■ **Exercise requirements**
Transcribe the records that follow, preserving every word.

▽

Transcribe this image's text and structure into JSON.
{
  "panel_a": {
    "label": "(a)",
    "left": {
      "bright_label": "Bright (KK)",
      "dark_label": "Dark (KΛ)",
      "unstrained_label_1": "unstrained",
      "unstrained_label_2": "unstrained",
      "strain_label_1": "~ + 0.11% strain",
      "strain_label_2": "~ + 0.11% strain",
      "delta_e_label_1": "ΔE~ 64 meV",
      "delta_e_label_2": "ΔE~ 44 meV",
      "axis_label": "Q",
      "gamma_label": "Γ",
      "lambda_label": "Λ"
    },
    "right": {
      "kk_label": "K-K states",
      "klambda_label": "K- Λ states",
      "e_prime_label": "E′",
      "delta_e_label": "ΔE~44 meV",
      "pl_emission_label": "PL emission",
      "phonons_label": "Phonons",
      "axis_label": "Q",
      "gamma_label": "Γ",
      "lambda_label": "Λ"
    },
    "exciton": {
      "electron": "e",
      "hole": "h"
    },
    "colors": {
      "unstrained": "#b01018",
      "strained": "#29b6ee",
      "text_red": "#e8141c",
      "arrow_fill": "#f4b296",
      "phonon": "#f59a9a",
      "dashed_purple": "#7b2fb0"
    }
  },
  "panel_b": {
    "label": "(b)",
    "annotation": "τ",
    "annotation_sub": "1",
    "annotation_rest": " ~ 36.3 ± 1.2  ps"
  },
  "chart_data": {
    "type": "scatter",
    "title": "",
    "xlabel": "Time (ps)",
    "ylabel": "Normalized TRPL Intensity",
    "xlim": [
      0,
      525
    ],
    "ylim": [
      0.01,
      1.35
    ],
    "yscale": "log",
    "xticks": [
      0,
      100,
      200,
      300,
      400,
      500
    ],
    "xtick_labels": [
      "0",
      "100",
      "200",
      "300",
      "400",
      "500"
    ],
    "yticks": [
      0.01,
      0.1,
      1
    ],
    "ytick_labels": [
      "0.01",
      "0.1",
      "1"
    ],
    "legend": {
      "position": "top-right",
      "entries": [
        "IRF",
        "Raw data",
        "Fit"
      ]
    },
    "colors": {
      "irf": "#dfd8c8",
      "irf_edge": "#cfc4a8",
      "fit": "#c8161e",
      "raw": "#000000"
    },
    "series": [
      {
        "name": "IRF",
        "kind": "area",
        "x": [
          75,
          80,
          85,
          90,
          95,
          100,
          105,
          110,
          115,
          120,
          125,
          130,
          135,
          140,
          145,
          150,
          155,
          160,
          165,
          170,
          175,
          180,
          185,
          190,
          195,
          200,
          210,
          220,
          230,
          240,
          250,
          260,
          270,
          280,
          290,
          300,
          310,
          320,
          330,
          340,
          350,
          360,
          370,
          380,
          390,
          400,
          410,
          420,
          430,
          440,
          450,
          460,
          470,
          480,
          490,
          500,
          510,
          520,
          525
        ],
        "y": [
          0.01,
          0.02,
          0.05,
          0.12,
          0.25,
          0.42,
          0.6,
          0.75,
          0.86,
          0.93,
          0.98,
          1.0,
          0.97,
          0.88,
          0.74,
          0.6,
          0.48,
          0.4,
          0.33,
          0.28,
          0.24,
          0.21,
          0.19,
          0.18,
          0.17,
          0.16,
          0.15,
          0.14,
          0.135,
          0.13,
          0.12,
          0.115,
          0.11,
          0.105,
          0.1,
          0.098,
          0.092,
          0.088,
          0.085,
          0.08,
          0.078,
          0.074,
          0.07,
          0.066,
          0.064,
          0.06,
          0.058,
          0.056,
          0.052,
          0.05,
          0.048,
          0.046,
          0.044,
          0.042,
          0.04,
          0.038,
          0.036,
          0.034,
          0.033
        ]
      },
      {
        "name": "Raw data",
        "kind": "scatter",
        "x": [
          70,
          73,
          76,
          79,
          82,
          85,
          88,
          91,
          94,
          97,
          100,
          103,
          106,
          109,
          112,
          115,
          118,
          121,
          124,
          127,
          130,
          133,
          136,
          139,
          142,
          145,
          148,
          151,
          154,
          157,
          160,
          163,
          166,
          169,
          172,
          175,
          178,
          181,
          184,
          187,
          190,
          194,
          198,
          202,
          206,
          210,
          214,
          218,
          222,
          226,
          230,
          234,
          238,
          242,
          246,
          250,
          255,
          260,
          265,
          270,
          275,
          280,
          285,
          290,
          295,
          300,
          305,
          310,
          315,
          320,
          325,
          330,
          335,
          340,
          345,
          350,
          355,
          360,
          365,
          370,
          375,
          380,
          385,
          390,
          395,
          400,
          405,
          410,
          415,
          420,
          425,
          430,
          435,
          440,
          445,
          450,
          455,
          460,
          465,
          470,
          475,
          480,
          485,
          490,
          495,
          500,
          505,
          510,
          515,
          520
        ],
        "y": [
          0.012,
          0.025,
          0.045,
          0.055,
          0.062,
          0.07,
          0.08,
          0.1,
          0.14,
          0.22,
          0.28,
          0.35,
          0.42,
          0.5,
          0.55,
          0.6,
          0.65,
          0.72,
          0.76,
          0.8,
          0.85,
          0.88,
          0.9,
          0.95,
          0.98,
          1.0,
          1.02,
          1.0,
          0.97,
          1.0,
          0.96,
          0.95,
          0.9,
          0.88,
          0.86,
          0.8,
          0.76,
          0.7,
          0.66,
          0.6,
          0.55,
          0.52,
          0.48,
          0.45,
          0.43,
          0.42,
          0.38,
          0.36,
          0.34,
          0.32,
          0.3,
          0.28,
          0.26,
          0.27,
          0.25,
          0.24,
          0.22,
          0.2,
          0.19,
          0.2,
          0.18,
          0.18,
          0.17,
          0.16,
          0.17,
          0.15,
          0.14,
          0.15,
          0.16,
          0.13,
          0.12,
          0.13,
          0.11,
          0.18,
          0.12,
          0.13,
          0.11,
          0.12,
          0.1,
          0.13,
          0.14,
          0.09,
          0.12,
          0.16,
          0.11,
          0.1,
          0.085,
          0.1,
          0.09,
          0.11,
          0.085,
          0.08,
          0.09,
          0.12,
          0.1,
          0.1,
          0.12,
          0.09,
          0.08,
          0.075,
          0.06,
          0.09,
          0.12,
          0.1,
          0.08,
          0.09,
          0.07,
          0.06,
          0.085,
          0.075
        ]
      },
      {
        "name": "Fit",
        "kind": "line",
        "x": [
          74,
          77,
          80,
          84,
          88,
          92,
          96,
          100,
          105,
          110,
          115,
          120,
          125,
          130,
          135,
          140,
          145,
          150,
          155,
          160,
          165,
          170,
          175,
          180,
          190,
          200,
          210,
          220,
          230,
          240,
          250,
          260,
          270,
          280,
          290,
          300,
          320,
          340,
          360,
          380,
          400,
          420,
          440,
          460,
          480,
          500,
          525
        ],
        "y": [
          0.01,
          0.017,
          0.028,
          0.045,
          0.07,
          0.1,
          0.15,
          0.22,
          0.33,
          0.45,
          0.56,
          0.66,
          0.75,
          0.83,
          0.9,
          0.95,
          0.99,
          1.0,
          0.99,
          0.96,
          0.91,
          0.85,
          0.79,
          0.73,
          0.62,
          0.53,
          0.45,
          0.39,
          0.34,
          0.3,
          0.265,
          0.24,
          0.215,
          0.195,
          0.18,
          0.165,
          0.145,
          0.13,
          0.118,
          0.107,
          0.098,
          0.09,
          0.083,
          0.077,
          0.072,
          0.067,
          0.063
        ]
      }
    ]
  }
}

△

■ **Complete response**
Transcribe this image's text and structure into JSON.
{
  "panel_a": {
    "label": "(a)",
    "left": {
      "bright_label": "Bright (KK)",
      "dark_label": "Dark (KΛ)",
      "unstrained_label_1": "unstrained",
      "unstrained_label_2": "unstrained",
      "strain_label_1": "~ + 0.11% strain",
      "strain_label_2": "~ + 0.11% strain",
      "delta_e_label_1": "ΔE~ 64 meV",
      "delta_e_label_2": "ΔE~ 44 meV",
      "axis_label": "Q",
      "gamma_label": "Γ",
      "lambda_label": "Λ"
    },
    "right": {
      "kk_label": "K-K states",
      "klambda_label": "K- Λ states",
      "e_prime_label": "E′",
      "delta_e_label": "ΔE~44 meV",
      "pl_emission_label": "PL emission",
      "phonons_label": "Phonons",
      "axis_label": "Q",
      "gamma_label": "Γ",
      "lambda_label": "Λ"
    },
    "exciton": {
      "electron": "e",
      "hole": "h"
    },
    "colors": {
      "unstrained": "#b01018",
      "strained": "#29b6ee",
      "text_red": "#e8141c",
      "arrow_fill": "#f4b296",
      "phonon": "#f59a9a",
      "dashed_purple": "#7b2fb0"
    }
  },
  "panel_b": {
    "label": "(b)",
    "annotation": "τ",
    "annotation_sub": "1",
    "annotation_rest": " ~ 36.3 ± 1.2  ps"
  },
  "chart_data": {
    "type": "scatter",
    "title": "",
    "xlabel": "Time (ps)",
    "ylabel": "Normalized TRPL Intensity",
    "xlim": [
      0,
      525
    ],
    "ylim": [
      0.01,
      1.35
    ],
    "yscale": "log",
    "xticks": [
      0,
      100,
      200,
      300,
      400,
      500
    ],
    "xtick_labels": [
      "0",
      "100",
      "200",
      "300",
      "400",
      "500"
    ],
    "yticks": [
      0.01,
      0.1,
      1
    ],
    "ytick_labels": [
      "0.01",
      "0.1",
      "1"
    ],
    "legend": {
      "position": "top-right",
      "entries": [
        "IRF",
        "Raw data",
        "Fit"
      ]
    },
    "colors": {
      "irf": "#dfd8c8",
      "irf_edge": "#cfc4a8",
      "fit": "#c8161e",
      "raw": "#000000"
    },
    "series": [
      {
        "name": "IRF",
        "kind": "area",
        "x": [
          75,
          80,
          85,
          90,
          95,
          100,
          105,
          110,
          115,
          120,
          125,
          130,
          135,
          140,
          145,
          150,
          155,
          160,
          165,
          170,
          175,
          180,
          185,
          190,
          195,
          200,
          210,
          220,
          230,
          240,
          250,
          260,
          270,
          280,
          290,
          300,
          310,
          320,
          330,
          340,
          350,
          360,
          370,
          380,
          390,
          400,
          410,
          420,
          430,
          440,
          450,
          460,
          470,
          480,
          490,
          500,
          510,
          520,
          525
        ],
        "y": [
          0.01,
          0.02,
          0.05,
          0.12,
          0.25,
          0.42,
          0.6,
          0.75,
          0.86,
          0.93,
          0.98,
          1.0,
          0.97,
          0.88,
          0.74,
          0.6,
          0.48,
          0.4,
          0.33,
          0.28,
          0.24,
          0.21,
          0.19,
          0.18,
          0.17,
          0.16,
          0.15,
          0.14,
          0.135,
          0.13,
          0.12,
          0.115,
          0.11,
          0.105,
          0.1,
          0.098,
          0.092,
          0.088,
          0.085,
          0.08,
          0.078,
          0.074,
          0.07,
          0.066,
          0.064,
          0.06,
          0.058,
          0.056,
          0.052,
          0.05,
          0.048,
          0.046,
          0.044,
          0.042,
          0.04,
          0.038,
          0.036,
          0.034,
          0.033
        ]
      },
      {
        "name": "Raw data",
        "kind": "scatter",
        "x": [
          70,
          73,
          76,
          79,
          82,
          85,
          88,
          91,
          94,
          97,
          100,
          103,
          106,
          109,
          112,
          115,
          118,
          121,
          124,
          127,
          130,
          133,
          136,
          139,
          142,
          145,
          148,
          151,
          154,
          157,
          160,
          163,
          166,
          169,
          172,
          175,
          178,
          181,
          184,
          187,
          190,
          194,
          198,
          202,
          206,
          210,
          214,
          218,
          222,
          226,
          230,
          234,
          238,
          242,
          246,
          250,
          255,
          260,
          265,
          270,
          275,
          280,
          285,
          290,
          295,
          300,
          305,
          310,
          315,
          320,
          325,
          330,
          335,
          340,
          345,
          350,
          355,
          360,
          365,
          370,
          375,
          380,
          385,
          390,
          395,
          400,
          405,
          410,
          415,
          420,
          425,
          430,
          435,
          440,
          445,
          450,
          455,
          460,
          465,
          470,
          475,
          480,
          485,
          490,
          495,
          500,
          505,
          510,
          515,
          520
        ],
        "y": [
          0.012,
          0.025,
          0.045,
          0.055,
          0.062,
          0.07,
          0.08,
          0.1,
          0.14,
          0.22,
          0.28,
          0.35,
          0.42,
          0.5,
          0.55,
          0.6,
          0.65,
          0.72,
          0.76,
          0.8,
          0.85,
          0.88,
          0.9,
          0.95,
          0.98,
          1.0,
          1.02,
          1.0,
          0.97,
          1.0,
          0.96,
          0.95,
          0.9,
          0.88,
          0.86,
          0.8,
          0.76,
          0.7,
          0.66,
          0.6,
          0.55,
          0.52,
          0.48,
          0.45,
          0.43,
          0.42,
          0.38,
          0.36,
          0.34,
          0.32,
          0.3,
          0.28,
          0.26,
          0.27,
          0.25,
          0.24,
          0.22,
          0.2,
          0.19,
          0.2,
          0.18,
          0.18,
          0.17,
          0.16,
          0.17,
          0.15,
          0.14,
          0.15,
          0.16,
          0.13,
          0.12,
          0.13,
          0.11,
          0.18,
          0.12,
          0.13,
          0.11,
          0.12,
          0.1,
          0.13,
          0.14,
          0.09,
          0.12,
          0.16,
          0.11,
          0.1,
          0.085,
          0.1,
          0.09,
          0.11,
          0.085,
          0.08,
          0.09,
          0.12,
          0.1,
          0.1,
          0.12,
          0.09,
          0.08,
          0.075,
          0.06,
          0.09,
          0.12,
          0.1,
          0.08,
          0.09,
          0.07,
          0.06,
          0.085,
          0.075
        ]
      },
      {
        "name": "Fit",
        "kind": "line",
        "x": [
          74,
          77,
          80,
          84,
          88,
          92,
          96,
          100,
          105,
          110,
          115,
          120,
          125,
          130,
          135,
          140,
          145,
          150,
          155,
          160,
          165,
          170,
          175,
          180,
          190,
          200,
          210,
          220,
          230,
          240,
          250,
          260,
          270,
          280,
          290,
          300,
          320,
          340,
          360,
          380,
          400,
          420,
          440,
          460,
          480,
          500,
          525
        ],
        "y": [
          0.01,
          0.017,
          0.028,
          0.045,
          0.07,
          0.1,
          0.15,
          0.22,
          0.33,
          0.45,
          0.56,
          0.66,
          0.75,
          0.83,
          0.9,
          0.95,
          0.99,
          1.0,
          0.99,
          0.96,
          0.91,
          0.85,
          0.79,
          0.73,
          0.62,
          0.53,
          0.45,
          0.39,
          0.34,
          0.3,
          0.265,
          0.24,
          0.215,
          0.195,
          0.18,
          0.165,
          0.145,
          0.13,
          0.118,
          0.107,
          0.098,
          0.09,
          0.083,
          0.077,
          0.072,
          0.067,
          0.063
        ]
      }
    ]
  }
}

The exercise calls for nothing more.